* _Exercise requirements_: Take the data below and repeat it exactly.

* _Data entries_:
▼
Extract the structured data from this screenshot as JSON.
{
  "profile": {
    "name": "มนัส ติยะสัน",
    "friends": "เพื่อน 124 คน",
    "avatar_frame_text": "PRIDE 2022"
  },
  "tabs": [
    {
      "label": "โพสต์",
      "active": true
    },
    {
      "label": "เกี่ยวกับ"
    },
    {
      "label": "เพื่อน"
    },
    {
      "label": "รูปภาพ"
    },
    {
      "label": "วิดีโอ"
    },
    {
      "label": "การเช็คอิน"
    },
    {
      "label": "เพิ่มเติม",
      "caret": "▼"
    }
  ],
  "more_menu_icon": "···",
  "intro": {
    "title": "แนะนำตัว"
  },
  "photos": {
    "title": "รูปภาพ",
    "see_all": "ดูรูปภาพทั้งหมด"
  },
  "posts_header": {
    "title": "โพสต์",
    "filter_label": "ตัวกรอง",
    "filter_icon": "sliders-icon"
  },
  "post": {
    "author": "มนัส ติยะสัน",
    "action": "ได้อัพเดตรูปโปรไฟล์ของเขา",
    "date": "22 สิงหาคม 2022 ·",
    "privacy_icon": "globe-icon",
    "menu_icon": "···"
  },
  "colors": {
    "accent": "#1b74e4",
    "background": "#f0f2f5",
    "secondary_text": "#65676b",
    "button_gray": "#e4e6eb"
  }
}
▲
* _Finished answer_:
Extract the structured data from this screenshot as JSON.
{
  "profile": {
    "name": "มนัส ติยะสัน",
    "friends": "เพื่อน 124 คน",
    "avatar_frame_text": "PRIDE 2022"
  },
  "tabs": [
    {
      "label": "โพสต์",
      "active": true
    },
    {
      "label": "เกี่ยวกับ"
    },
    {
      "label": "เพื่อน"
    },
    {
      "label": "รูปภาพ"
    },
    {
      "label": "วิดีโอ"
    },
    {
      "label": "การเช็คอิน"
    },
    {
      "label": "เพิ่มเติม",
      "caret": "▼"
    }
  ],
  "more_menu_icon": "···",
  "intro": {
    "title": "แนะนำตัว"
  },
  "photos": {
    "title": "รูปภาพ",
    "see_all": "ดูรูปภาพทั้งหมด"
  },
  "posts_header": {
    "title": "โพสต์",
    "filter_label": "ตัวกรอง",
    "filter_icon": "sliders-icon"
  },
  "post": {
    "author": "มนัส ติยะสัน",
    "action": "ได้อัพเดตรูปโปรไฟล์ของเขา",
    "date": "22 สิงหาคม 2022 ·",
    "privacy_icon": "globe-icon",
    "menu_icon": "···"
  },
  "colors": {
    "accent": "#1b74e4",
    "background": "#f0f2f5",
    "secondary_text": "#65676b",
    "button_gray": "#e4e6eb"
  }
}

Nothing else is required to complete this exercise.